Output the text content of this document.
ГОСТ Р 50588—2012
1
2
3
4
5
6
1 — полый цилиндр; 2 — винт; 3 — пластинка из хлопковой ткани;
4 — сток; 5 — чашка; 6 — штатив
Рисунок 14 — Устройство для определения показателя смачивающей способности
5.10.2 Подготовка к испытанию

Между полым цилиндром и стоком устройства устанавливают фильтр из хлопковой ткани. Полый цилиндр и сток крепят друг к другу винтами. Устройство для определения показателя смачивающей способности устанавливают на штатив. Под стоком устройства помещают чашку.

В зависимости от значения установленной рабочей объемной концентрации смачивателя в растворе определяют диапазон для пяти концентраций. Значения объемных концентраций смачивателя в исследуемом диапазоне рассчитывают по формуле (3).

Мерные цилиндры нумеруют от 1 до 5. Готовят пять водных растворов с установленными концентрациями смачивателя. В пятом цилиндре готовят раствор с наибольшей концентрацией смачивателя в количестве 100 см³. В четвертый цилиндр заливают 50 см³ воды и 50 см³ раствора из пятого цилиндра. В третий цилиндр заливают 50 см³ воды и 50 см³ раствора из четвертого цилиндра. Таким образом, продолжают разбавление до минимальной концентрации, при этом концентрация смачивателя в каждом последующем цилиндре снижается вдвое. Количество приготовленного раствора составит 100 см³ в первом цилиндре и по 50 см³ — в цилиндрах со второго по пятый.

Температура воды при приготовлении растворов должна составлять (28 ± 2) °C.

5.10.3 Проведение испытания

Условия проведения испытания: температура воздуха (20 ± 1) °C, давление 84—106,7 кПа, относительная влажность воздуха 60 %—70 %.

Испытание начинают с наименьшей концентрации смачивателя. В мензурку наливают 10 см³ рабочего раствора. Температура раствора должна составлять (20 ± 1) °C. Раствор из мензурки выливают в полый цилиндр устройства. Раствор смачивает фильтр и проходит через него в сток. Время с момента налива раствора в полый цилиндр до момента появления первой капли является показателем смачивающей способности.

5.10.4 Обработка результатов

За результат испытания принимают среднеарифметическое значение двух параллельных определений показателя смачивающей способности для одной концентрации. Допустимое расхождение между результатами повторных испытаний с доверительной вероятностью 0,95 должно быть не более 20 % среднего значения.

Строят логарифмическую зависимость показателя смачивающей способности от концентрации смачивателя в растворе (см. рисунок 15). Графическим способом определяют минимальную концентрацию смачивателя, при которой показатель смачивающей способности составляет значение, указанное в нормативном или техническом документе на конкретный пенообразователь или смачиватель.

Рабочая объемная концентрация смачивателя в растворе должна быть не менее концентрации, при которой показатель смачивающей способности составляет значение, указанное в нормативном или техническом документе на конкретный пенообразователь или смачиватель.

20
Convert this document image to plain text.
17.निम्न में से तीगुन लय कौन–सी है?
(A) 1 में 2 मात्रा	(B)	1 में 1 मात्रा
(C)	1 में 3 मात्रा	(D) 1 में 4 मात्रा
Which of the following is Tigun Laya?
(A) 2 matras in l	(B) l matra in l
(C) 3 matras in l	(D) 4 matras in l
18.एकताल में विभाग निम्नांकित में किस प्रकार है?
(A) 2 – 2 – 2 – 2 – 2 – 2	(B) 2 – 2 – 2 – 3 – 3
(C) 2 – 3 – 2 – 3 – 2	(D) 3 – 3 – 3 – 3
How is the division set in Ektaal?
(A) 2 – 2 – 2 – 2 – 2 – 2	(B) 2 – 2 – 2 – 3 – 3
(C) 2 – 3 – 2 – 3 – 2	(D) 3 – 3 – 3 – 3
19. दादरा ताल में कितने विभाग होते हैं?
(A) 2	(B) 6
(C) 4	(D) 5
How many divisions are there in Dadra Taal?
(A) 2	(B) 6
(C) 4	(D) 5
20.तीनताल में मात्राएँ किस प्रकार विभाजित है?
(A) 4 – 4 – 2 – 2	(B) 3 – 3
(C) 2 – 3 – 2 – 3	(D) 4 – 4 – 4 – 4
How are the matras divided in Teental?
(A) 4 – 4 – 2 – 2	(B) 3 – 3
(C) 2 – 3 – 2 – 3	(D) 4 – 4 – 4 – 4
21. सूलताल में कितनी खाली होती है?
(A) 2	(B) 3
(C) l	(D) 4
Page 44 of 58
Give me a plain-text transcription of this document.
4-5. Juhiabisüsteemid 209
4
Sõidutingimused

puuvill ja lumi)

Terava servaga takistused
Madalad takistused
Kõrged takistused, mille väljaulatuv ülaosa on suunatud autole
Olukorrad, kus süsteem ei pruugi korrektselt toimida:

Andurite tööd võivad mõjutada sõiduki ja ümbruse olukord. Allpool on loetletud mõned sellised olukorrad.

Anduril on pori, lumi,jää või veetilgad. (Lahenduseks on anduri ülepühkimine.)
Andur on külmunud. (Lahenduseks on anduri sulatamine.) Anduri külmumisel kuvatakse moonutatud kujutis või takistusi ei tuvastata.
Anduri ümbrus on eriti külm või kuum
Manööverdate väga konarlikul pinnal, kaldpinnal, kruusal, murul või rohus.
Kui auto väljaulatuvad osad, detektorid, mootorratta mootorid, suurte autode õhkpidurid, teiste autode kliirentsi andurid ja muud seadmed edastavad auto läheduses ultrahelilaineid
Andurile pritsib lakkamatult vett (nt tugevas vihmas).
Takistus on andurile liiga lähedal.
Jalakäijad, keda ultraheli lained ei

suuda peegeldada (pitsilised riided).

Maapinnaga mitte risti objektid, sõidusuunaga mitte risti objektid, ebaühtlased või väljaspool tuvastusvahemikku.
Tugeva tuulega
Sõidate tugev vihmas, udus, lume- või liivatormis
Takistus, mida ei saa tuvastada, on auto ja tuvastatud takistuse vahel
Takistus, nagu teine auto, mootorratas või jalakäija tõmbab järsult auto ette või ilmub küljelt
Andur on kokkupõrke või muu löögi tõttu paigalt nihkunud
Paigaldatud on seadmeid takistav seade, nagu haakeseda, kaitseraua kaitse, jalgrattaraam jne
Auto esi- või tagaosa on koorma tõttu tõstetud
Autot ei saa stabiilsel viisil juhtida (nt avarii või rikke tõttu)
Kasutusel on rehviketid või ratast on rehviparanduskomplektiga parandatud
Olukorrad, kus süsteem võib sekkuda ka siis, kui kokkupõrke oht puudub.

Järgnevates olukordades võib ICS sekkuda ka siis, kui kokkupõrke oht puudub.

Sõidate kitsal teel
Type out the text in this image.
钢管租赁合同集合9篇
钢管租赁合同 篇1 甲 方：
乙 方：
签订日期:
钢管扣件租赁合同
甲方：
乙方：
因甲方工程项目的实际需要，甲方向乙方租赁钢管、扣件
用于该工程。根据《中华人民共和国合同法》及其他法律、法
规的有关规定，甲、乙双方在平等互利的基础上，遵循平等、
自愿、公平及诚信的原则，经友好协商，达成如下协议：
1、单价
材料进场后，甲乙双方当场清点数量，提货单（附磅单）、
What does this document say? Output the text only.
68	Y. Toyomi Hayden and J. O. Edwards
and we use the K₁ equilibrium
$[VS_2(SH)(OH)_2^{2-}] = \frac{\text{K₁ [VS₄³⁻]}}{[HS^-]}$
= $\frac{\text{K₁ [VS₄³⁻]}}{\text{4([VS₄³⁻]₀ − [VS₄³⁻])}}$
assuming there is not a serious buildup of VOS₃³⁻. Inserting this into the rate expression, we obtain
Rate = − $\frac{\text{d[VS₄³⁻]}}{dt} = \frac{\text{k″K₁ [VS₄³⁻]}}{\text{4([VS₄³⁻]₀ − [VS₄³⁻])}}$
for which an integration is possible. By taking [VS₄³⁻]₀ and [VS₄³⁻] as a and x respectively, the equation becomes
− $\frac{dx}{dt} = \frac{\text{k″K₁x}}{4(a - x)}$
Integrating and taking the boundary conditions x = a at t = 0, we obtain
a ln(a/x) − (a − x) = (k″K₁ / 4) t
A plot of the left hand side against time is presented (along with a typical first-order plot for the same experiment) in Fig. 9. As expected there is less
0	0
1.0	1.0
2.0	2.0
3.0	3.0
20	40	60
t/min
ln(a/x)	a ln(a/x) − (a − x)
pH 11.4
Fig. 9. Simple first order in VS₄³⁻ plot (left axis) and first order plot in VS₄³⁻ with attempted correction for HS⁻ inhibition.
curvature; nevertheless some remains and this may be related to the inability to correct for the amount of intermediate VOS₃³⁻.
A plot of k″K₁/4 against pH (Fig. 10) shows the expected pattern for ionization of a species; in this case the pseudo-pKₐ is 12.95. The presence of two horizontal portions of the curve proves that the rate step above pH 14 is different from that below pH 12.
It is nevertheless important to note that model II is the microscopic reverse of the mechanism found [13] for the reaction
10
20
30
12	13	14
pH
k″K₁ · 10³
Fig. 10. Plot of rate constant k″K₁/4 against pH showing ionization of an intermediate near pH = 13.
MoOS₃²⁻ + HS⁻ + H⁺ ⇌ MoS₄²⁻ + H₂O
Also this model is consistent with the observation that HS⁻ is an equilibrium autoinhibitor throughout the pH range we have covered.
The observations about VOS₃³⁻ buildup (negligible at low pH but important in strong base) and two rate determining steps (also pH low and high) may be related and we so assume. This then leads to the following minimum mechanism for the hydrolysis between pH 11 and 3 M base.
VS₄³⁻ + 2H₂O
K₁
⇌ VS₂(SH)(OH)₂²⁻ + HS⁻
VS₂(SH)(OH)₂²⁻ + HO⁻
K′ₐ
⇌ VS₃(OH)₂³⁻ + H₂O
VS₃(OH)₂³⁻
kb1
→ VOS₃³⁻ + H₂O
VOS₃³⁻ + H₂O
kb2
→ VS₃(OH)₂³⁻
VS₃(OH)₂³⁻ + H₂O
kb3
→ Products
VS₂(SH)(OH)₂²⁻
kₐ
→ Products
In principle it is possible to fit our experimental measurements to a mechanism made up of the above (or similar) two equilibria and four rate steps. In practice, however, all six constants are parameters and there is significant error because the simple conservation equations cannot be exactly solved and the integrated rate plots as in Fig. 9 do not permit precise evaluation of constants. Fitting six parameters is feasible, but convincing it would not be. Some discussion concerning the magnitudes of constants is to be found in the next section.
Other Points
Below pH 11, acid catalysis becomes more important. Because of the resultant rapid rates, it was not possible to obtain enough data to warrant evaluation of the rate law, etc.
--------
REQUIRED WORK — Locate the string "штатив" in the listing above and copy every line where it occurs.

THE ANSWER —
4 — сток; 5 — чашка; 6 — штатив
Между полым цилиндром и стоком устройства устанавливают фильтр из хлопковой ткани. Полый цилиндр и сток крепят друг к другу винтами. Устройство для определения показателя смачивающей способности устанавливают на штатив. Под стоком устройства помещают чашку.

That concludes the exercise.